REQUIREMENTS> Restate the records below word for word.

[Begin]

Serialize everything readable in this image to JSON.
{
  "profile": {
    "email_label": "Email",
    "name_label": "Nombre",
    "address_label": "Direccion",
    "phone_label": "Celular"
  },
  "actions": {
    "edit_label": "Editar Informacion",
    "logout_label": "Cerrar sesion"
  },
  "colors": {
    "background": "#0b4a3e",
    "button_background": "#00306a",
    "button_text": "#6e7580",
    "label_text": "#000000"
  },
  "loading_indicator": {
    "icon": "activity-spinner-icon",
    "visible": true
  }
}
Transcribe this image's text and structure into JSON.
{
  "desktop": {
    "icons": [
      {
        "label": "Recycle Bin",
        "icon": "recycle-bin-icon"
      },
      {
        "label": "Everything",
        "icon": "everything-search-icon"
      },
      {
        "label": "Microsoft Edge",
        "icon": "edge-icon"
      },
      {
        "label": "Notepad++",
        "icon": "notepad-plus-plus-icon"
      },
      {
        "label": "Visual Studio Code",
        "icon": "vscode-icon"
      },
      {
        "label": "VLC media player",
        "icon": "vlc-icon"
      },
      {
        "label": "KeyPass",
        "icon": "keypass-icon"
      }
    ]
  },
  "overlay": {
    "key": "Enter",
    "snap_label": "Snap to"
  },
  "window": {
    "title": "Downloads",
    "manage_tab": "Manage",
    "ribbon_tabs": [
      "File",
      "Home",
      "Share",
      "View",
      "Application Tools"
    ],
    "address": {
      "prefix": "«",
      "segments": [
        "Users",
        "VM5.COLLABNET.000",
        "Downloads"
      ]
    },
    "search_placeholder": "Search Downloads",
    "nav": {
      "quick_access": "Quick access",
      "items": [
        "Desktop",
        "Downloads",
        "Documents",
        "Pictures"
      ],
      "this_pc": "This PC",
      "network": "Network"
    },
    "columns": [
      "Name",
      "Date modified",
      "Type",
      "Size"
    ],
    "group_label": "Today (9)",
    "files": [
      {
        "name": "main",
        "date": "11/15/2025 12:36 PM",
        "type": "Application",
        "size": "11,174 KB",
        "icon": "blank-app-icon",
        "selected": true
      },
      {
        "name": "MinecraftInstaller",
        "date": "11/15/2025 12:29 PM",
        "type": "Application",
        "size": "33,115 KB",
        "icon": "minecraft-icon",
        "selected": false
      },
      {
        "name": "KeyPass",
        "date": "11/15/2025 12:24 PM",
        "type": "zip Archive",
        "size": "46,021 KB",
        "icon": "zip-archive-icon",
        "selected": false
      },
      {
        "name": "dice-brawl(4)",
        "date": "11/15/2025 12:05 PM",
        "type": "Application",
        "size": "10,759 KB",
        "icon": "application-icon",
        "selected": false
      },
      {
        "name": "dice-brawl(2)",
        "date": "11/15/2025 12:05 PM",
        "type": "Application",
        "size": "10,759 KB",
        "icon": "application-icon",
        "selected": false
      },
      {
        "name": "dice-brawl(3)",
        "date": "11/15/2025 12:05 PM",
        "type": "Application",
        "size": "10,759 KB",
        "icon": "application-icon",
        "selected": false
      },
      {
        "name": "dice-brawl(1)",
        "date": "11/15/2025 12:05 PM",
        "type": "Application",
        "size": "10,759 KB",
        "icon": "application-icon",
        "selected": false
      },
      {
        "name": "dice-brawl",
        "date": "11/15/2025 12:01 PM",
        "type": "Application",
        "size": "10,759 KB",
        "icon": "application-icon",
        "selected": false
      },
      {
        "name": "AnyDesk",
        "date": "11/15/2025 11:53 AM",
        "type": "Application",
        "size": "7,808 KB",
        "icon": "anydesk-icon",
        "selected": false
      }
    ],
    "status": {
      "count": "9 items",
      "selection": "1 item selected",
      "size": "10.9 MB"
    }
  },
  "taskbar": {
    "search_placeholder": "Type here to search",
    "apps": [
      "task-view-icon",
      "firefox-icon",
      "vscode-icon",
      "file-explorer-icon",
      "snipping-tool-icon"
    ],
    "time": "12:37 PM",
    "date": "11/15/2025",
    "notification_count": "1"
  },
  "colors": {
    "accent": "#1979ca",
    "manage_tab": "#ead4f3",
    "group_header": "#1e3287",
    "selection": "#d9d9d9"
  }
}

[End]

OUTPUT OF THE EXERCISE>
Serialize everything readable in this image to JSON.
{
  "profile": {
    "email_label": "Email",
    "name_label": "Nombre",
    "address_label": "Direccion",
    "phone_label": "Celular"
  },
  "actions": {
    "edit_label": "Editar Informacion",
    "logout_label": "Cerrar sesion"
  },
  "colors": {
    "background": "#0b4a3e",
    "button_background": "#00306a",
    "button_text": "#6e7580",
    "label_text": "#000000"
  },
  "loading_indicator": {
    "icon": "activity-spinner-icon",
    "visible": true
  }
}
Transcribe this image's text and structure into JSON.
{
  "desktop": {
    "icons": [
      {
        "label": "Recycle Bin",
        "icon": "recycle-bin-icon"
      },
      {
        "label": "Everything",
        "icon": "everything-search-icon"
      },
      {
        "label": "Microsoft Edge",
        "icon": "edge-icon"
      },
      {
        "label": "Notepad++",
        "icon": "notepad-plus-plus-icon"
      },
      {
        "label": "Visual Studio Code",
        "icon": "vscode-icon"
      },
      {
        "label": "VLC media player",
        "icon": "vlc-icon"
      },
      {
        "label": "KeyPass",
        "icon": "keypass-icon"
      }
    ]
  },
  "overlay": {
    "key": "Enter",
    "snap_label": "Snap to"
  },
  "window": {
    "title": "Downloads",
    "manage_tab": "Manage",
    "ribbon_tabs": [
      "File",
      "Home",
      "Share",
      "View",
      "Application Tools"
    ],
    "address": {
      "prefix": "«",
      "segments": [
        "Users",
        "VM5.COLLABNET.000",
        "Downloads"
      ]
    },
    "search_placeholder": "Search Downloads",
    "nav": {
      "quick_access": "Quick access",
      "items": [
        "Desktop",
        "Downloads",
        "Documents",
        "Pictures"
      ],
      "this_pc": "This PC",
      "network": "Network"
    },
    "columns": [
      "Name",
      "Date modified",
      "Type",
      "Size"
    ],
    "group_label": "Today (9)",
    "files": [
      {
        "name": "main",
        "date": "11/15/2025 12:36 PM",
        "type": "Application",
        "size": "11,174 KB",
        "icon": "blank-app-icon",
        "selected": true
      },
      {
        "name": "MinecraftInstaller",
        "date": "11/15/2025 12:29 PM",
        "type": "Application",
        "size": "33,115 KB",
        "icon": "minecraft-icon",
        "selected": false
      },
      {
        "name": "KeyPass",
        "date": "11/15/2025 12:24 PM",
        "type": "zip Archive",
        "size": "46,021 KB",
        "icon": "zip-archive-icon",
        "selected": false
      },
      {
        "name": "dice-brawl(4)",
        "date": "11/15/2025 12:05 PM",
        "type": "Application",
        "size": "10,759 KB",
        "icon": "application-icon",
        "selected": false
      },
      {
        "name": "dice-brawl(2)",
        "date": "11/15/2025 12:05 PM",
        "type": "Application",
        "size": "10,759 KB",
        "icon": "application-icon",
        "selected": false
      },
      {
        "name": "dice-brawl(3)",
        "date": "11/15/2025 12:05 PM",
        "type": "Application",
        "size": "10,759 KB",
        "icon": "application-icon",
        "selected": false
      },
      {
        "name": "dice-brawl(1)",
        "date": "11/15/2025 12:05 PM",
        "type": "Application",
        "size": "10,759 KB",
        "icon": "application-icon",
        "selected": false
      },
      {
        "name": "dice-brawl",
        "date": "11/15/2025 12:01 PM",
        "type": "Application",
        "size": "10,759 KB",
        "icon": "application-icon",
        "selected": false
      },
      {
        "name": "AnyDesk",
        "date": "11/15/2025 11:53 AM",
        "type": "Application",
        "size": "7,808 KB",
        "icon": "anydesk-icon",
        "selected": false
      }
    ],
    "status": {
      "count": "9 items",
      "selection": "1 item selected",
      "size": "10.9 MB"
    }
  },
  "taskbar": {
    "search_placeholder": "Type here to search",
    "apps": [
      "task-view-icon",
      "firefox-icon",
      "vscode-icon",
      "file-explorer-icon",
      "snipping-tool-icon"
    ],
    "time": "12:37 PM",
    "date": "11/15/2025",
    "notification_count": "1"
  },
  "colors": {
    "accent": "#1979ca",
    "manage_tab": "#ead4f3",
    "group_header": "#1e3287",
    "selection": "#d9d9d9"
  }
}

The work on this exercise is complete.